(Data records)
┌──

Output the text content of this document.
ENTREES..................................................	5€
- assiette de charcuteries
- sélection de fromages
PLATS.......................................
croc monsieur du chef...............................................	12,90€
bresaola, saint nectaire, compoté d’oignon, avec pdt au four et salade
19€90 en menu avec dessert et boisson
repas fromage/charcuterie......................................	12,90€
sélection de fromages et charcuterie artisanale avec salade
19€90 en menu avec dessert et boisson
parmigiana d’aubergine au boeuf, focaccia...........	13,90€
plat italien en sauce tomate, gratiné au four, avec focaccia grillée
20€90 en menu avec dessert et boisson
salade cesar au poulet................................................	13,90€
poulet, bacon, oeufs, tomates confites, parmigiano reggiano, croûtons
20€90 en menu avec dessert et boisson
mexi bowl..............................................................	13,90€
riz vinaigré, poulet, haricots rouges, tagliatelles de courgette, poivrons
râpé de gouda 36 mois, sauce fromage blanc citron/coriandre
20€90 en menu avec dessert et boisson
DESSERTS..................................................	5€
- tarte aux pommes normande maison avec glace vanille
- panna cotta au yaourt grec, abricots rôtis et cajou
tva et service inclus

└──

- [WORK TO COMPLETE]: Once more, set down the full listing, verbatim.

- [WRITTEN RESPONSE]:
Output the text content of this document.
ENTREES..................................................	5€
- assiette de charcuteries
- sélection de fromages
PLATS.......................................
croc monsieur du chef...............................................	12,90€
bresaola, saint nectaire, compoté d’oignon, avec pdt au four et salade
19€90 en menu avec dessert et boisson
repas fromage/charcuterie......................................	12,90€
sélection de fromages et charcuterie artisanale avec salade
19€90 en menu avec dessert et boisson
parmigiana d’aubergine au boeuf, focaccia...........	13,90€
plat italien en sauce tomate, gratiné au four, avec focaccia grillée
20€90 en menu avec dessert et boisson
salade cesar au poulet................................................	13,90€
poulet, bacon, oeufs, tomates confites, parmigiano reggiano, croûtons
20€90 en menu avec dessert et boisson
mexi bowl..............................................................	13,90€
riz vinaigré, poulet, haricots rouges, tagliatelles de courgette, poivrons
râpé de gouda 36 mois, sauce fromage blanc citron/coriandre
20€90 en menu avec dessert et boisson
DESSERTS..................................................	5€
- tarte aux pommes normande maison avec glace vanille
- panna cotta au yaourt grec, abricots rôtis et cajou
tva et service inclus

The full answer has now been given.